====== Entries supplied

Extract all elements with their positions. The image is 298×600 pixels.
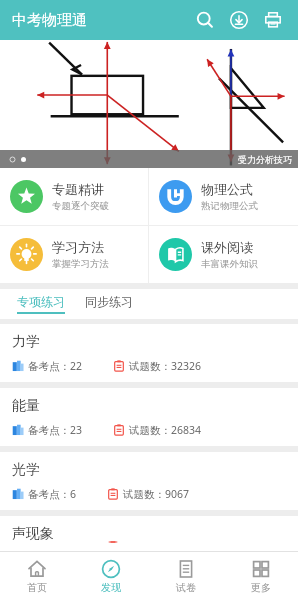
staticText: 受力分析技巧 — [238, 154, 292, 165]
button[interactable]: 发现 — [74, 552, 148, 600]
staticText: 掌握学习方法 — [52, 258, 109, 270]
button[interactable]: 学习方法 — [0, 226, 148, 283]
staticText: 同步练习 — [85, 294, 133, 309]
button[interactable]: 专题精讲 — [0, 168, 148, 225]
staticText: 备考点：22 — [28, 359, 83, 373]
button[interactable]: Banner 受力分析技巧 — [0, 40, 298, 168]
button[interactable]: 声现象 — [0, 516, 298, 551]
staticText: 试卷 — [176, 581, 196, 594]
button[interactable]: 试卷 — [148, 552, 223, 600]
staticText: 更多 — [251, 581, 271, 594]
staticText: 能量 — [12, 397, 40, 415]
button[interactable]: Print — [256, 3, 290, 37]
staticText: 力学 — [12, 333, 40, 351]
staticText: 试题数：26834 — [129, 423, 202, 437]
button[interactable]: 同步练习 — [82, 294, 136, 314]
staticText: 专项练习 — [17, 294, 65, 309]
button[interactable]: 更多 — [223, 552, 298, 600]
staticText: 学习方法 — [52, 239, 104, 255]
button[interactable]: 能量 — [0, 388, 298, 446]
button[interactable]: 光学 — [0, 452, 298, 510]
button[interactable]: 物理公式 — [149, 168, 298, 225]
staticText: 熟记物理公式 — [201, 200, 258, 212]
staticText: 备考点：23 — [28, 423, 83, 437]
staticText: 中考物理通 — [12, 11, 87, 30]
staticText: 课外阅读 — [201, 239, 253, 255]
button[interactable]: 首页 — [0, 552, 74, 600]
button[interactable]: Search — [188, 3, 222, 37]
staticText: 丰富课外知识 — [201, 258, 258, 270]
button[interactable]: 专项练习 — [14, 294, 68, 314]
button[interactable]: 课外阅读 — [149, 226, 298, 283]
staticText: 专题精讲 — [52, 181, 104, 197]
button[interactable]: Download — [222, 3, 256, 37]
staticText: 光学 — [12, 461, 40, 479]
staticText: 专题逐个突破 — [52, 200, 109, 212]
staticText: 发现 — [101, 581, 121, 594]
staticText: 备考点：6 — [28, 487, 77, 501]
button[interactable]: 力学 — [0, 324, 298, 382]
staticText: 物理公式 — [201, 181, 253, 197]
staticText: 试题数：32326 — [129, 359, 202, 373]
staticText: 声现象 — [12, 525, 54, 542]
staticText: 试题数：9067 — [123, 487, 190, 501]
staticText: 首页 — [27, 581, 47, 594]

============

Repeat the lines of the listing above, beginning with the line that contains "staticText: 受力分析技巧 — [238, 154, 292, 165]" and stopping after the line that contains "staticText: 试题数：26834 — [129, 423, 202, 437]".

**In response:**
staticText: 受力分析技巧 — [238, 154, 292, 165]
button[interactable]: 发现 — [74, 552, 148, 600]
staticText: 掌握学习方法 — [52, 258, 109, 270]
button[interactable]: 学习方法 — [0, 226, 148, 283]
staticText: 同步练习 — [85, 294, 133, 309]
button[interactable]: 专题精讲 — [0, 168, 148, 225]
staticText: 备考点：22 — [28, 359, 83, 373]
button[interactable]: Banner 受力分析技巧 — [0, 40, 298, 168]
button[interactable]: 声现象 — [0, 516, 298, 551]
staticText: 试卷 — [176, 581, 196, 594]
button[interactable]: 试卷 — [148, 552, 223, 600]
staticText: 更多 — [251, 581, 271, 594]
staticText: 能量 — [12, 397, 40, 415]
button[interactable]: Print — [256, 3, 290, 37]
staticText: 力学 — [12, 333, 40, 351]
staticText: 试题数：26834 — [129, 423, 202, 437]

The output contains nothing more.